§ EXERCISE TASK: Extract the lines beginning at the one that holds "Reverse-engineer this chart into JSON." and ending at the final line of the material below, keeping them exact and leaving out all pictures.

§ DATA FOR THE TASK:
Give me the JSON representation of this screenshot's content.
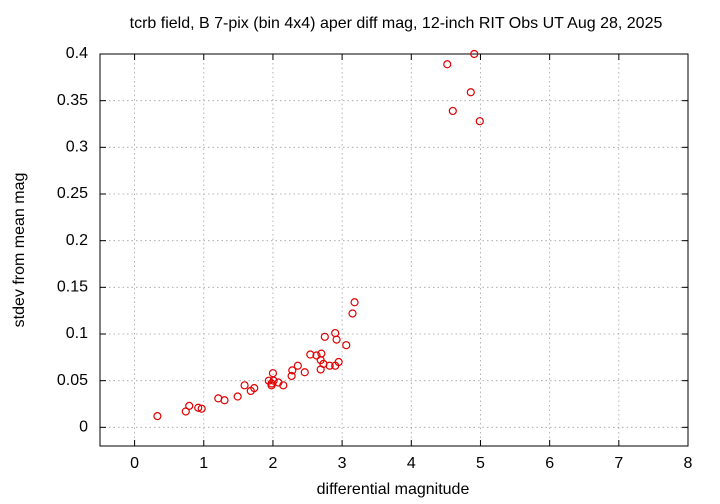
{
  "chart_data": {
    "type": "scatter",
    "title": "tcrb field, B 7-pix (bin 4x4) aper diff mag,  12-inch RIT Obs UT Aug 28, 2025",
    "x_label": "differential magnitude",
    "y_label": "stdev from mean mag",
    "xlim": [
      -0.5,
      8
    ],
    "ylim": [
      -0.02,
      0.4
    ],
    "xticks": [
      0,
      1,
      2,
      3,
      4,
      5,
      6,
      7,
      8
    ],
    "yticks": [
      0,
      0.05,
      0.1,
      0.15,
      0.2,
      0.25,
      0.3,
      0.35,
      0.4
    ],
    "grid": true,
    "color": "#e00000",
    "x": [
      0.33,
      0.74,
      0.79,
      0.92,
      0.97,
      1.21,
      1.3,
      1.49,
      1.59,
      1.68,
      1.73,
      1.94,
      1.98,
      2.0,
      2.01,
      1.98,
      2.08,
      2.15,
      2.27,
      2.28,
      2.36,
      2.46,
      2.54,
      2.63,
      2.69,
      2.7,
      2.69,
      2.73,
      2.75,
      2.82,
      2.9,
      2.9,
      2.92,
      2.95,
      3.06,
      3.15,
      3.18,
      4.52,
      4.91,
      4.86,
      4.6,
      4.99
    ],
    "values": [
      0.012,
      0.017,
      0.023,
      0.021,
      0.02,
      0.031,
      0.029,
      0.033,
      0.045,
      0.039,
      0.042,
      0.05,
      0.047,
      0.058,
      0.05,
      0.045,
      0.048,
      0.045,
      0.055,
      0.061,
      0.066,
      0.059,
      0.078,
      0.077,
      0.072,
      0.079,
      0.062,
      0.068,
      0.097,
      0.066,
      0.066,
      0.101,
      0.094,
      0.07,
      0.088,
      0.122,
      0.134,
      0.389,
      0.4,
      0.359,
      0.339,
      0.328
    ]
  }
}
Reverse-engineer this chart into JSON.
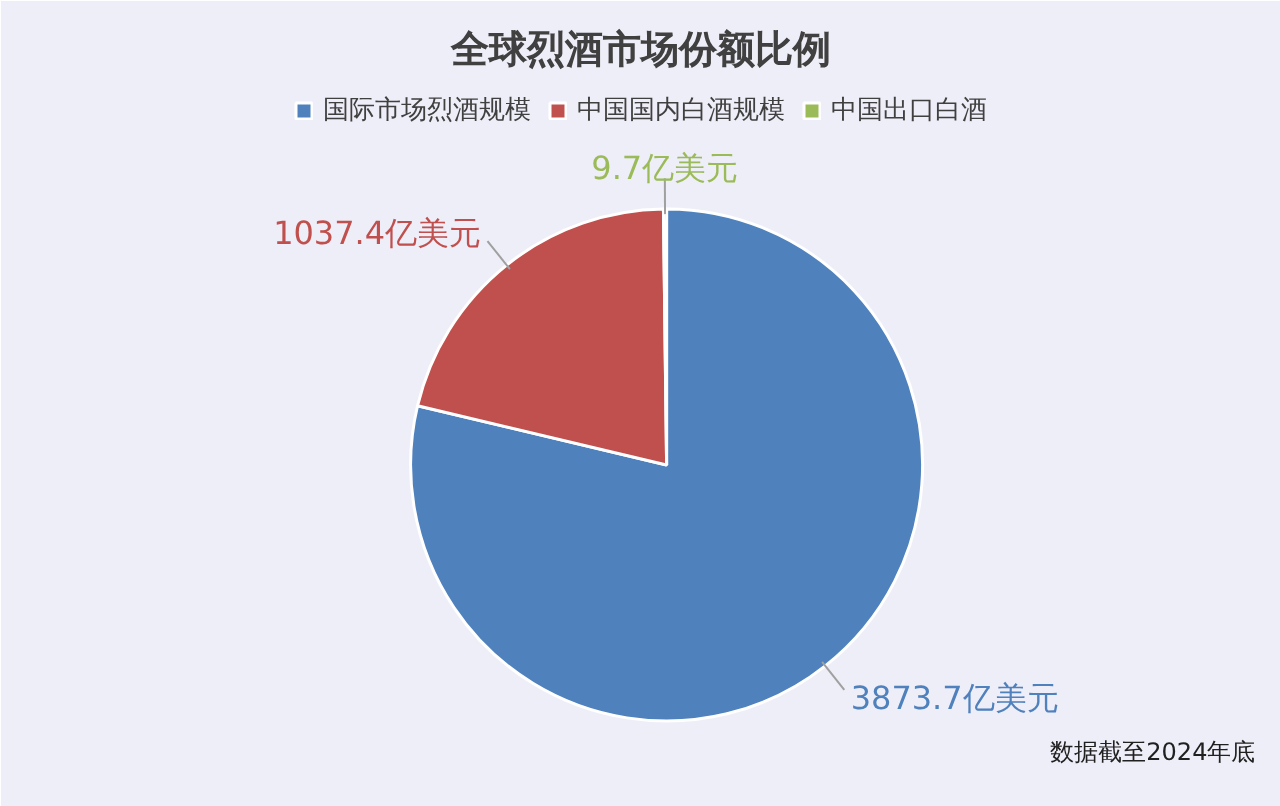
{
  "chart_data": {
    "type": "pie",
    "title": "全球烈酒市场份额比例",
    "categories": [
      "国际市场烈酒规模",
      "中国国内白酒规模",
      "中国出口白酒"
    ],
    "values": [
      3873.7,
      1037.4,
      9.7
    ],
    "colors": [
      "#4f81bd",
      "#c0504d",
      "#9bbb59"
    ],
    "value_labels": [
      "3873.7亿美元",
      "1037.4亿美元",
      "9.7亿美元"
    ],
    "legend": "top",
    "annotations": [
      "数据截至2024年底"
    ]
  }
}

§ OUTPUT BELOW:
Reverse-engineer this chart into JSON.
{
  "chart_data": {
    "type": "pie",
    "title": "全球烈酒市场份额比例",
    "categories": [
      "国际市场烈酒规模",
      "中国国内白酒规模",
      "中国出口白酒"
    ],
    "values": [
      3873.7,
      1037.4,
      9.7
    ],
    "colors": [
      "#4f81bd",
      "#c0504d",
      "#9bbb59"
    ],
    "value_labels": [
      "3873.7亿美元",
      "1037.4亿美元",
      "9.7亿美元"
    ],
    "legend": "top",
    "annotations": [
      "数据截至2024年底"
    ]
  }
}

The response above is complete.